[start of DATASET ENTRIES]

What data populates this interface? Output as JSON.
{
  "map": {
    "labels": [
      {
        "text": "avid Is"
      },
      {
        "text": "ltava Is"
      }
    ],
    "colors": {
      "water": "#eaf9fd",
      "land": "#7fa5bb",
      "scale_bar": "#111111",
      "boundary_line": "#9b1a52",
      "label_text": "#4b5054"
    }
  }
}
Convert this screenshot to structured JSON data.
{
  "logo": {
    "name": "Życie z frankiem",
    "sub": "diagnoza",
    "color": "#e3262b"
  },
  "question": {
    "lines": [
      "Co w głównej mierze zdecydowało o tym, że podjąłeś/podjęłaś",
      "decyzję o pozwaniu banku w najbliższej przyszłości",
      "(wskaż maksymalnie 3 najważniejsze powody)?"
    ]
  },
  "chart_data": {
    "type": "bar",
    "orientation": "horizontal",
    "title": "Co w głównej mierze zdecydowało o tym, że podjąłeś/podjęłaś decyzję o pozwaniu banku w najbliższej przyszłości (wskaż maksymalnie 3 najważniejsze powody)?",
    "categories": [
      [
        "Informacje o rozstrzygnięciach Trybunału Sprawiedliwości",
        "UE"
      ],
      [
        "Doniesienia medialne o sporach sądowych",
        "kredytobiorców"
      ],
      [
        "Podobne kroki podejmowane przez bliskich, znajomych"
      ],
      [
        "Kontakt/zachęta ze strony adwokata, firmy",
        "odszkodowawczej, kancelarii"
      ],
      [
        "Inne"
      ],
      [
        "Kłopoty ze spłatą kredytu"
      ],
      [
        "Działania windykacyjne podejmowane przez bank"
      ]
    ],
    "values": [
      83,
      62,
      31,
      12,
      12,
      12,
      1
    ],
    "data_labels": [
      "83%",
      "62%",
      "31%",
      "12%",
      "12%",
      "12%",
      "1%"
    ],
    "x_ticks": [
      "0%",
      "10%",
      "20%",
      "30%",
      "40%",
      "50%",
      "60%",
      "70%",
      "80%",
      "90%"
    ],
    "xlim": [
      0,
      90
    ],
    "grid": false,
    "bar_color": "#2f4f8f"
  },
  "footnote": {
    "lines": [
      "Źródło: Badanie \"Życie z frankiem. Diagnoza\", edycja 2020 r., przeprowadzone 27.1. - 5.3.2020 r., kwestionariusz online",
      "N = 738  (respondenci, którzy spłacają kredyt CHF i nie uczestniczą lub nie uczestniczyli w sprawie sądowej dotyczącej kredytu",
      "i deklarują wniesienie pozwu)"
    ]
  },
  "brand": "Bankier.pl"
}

[end of DATASET ENTRIES]
[start of DATASET ENTRIES]

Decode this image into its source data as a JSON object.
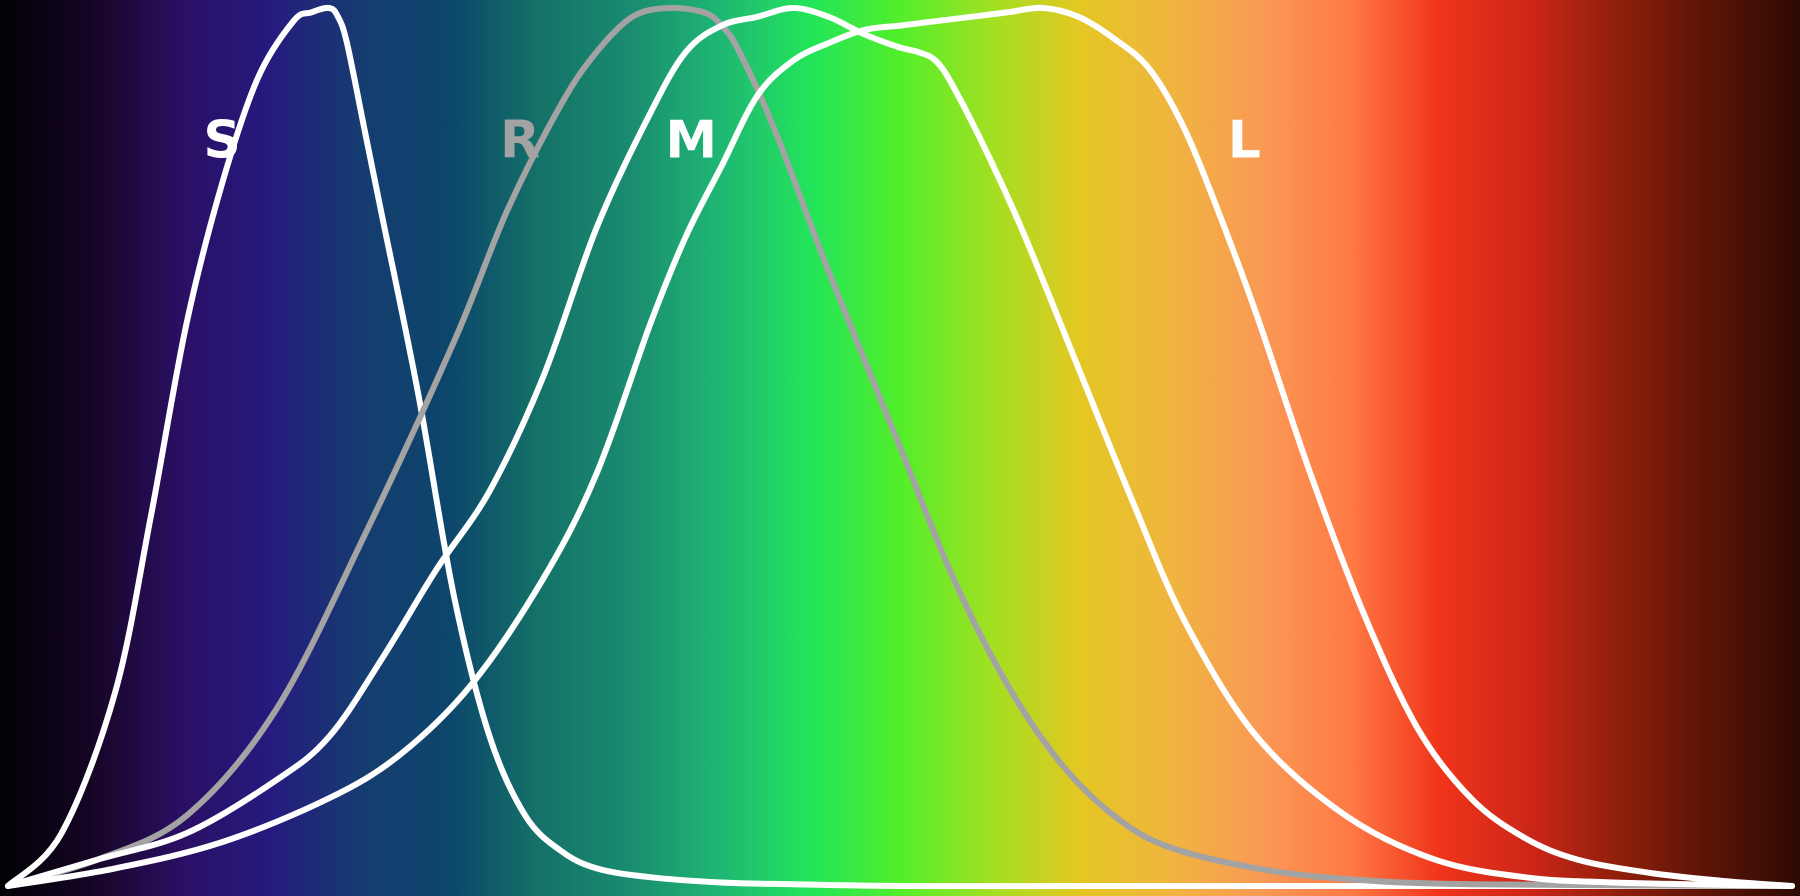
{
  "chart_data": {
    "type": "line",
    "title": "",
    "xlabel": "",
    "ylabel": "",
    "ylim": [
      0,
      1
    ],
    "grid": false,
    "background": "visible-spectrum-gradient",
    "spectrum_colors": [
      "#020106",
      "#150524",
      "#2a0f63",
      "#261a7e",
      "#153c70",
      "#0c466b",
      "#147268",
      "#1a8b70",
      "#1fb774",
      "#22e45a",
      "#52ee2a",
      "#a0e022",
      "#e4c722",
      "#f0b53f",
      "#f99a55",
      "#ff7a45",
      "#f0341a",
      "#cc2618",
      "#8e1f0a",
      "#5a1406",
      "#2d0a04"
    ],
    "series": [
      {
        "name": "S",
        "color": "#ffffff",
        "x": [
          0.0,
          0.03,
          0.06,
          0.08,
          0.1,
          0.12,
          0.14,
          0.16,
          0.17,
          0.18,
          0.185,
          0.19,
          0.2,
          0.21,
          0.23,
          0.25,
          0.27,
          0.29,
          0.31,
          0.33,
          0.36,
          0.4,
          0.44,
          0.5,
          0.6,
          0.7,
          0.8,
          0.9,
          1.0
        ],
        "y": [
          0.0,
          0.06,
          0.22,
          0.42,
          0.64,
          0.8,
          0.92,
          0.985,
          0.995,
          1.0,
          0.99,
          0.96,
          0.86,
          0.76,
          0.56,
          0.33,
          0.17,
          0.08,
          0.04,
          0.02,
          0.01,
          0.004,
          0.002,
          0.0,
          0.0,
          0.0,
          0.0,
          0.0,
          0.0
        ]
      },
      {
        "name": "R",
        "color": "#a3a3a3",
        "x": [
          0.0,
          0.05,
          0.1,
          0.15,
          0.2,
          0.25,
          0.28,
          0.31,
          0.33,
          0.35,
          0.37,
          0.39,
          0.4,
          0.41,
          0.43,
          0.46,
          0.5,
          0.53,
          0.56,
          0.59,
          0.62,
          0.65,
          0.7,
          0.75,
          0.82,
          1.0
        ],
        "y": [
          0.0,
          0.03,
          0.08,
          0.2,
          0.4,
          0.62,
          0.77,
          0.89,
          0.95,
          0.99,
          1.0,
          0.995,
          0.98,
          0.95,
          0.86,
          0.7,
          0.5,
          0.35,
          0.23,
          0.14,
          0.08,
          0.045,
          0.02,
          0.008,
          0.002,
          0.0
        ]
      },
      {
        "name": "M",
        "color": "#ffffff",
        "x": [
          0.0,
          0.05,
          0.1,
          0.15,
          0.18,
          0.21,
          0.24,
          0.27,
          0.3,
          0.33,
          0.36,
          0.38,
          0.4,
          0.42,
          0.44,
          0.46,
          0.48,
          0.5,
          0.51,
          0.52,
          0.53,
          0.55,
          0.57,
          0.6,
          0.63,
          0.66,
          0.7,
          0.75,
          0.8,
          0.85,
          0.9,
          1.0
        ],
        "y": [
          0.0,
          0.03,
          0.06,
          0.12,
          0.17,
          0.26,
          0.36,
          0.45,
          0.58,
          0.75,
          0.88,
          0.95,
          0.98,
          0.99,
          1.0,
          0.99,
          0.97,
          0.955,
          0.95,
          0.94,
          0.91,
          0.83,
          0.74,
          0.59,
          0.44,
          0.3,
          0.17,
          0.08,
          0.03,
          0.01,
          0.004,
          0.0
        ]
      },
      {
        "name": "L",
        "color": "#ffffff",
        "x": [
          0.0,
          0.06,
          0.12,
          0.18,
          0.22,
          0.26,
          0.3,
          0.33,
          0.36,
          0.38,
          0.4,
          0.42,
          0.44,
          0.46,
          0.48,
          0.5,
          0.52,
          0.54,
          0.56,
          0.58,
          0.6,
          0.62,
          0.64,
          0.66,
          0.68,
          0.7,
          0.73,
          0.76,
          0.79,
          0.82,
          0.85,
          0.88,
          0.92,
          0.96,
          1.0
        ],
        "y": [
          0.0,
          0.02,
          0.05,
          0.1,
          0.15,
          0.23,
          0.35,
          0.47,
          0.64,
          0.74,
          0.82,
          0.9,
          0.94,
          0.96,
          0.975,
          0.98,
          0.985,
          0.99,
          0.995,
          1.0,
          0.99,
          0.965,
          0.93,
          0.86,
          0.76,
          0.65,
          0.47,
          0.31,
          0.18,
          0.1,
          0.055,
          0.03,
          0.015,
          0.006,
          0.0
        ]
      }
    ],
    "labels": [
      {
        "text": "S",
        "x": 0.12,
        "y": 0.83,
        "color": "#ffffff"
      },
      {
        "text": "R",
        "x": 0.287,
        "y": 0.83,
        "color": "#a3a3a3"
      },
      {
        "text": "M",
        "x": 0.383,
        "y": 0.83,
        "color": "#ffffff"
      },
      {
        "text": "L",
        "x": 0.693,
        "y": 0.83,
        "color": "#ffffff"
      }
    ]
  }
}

[end of DATASET ENTRIES]

- **PROBLEM REQUIREMENTS**: Of the lines above, how many contain the string "title"? Only the number is required.

- **THE COMPLETED TASK**: 2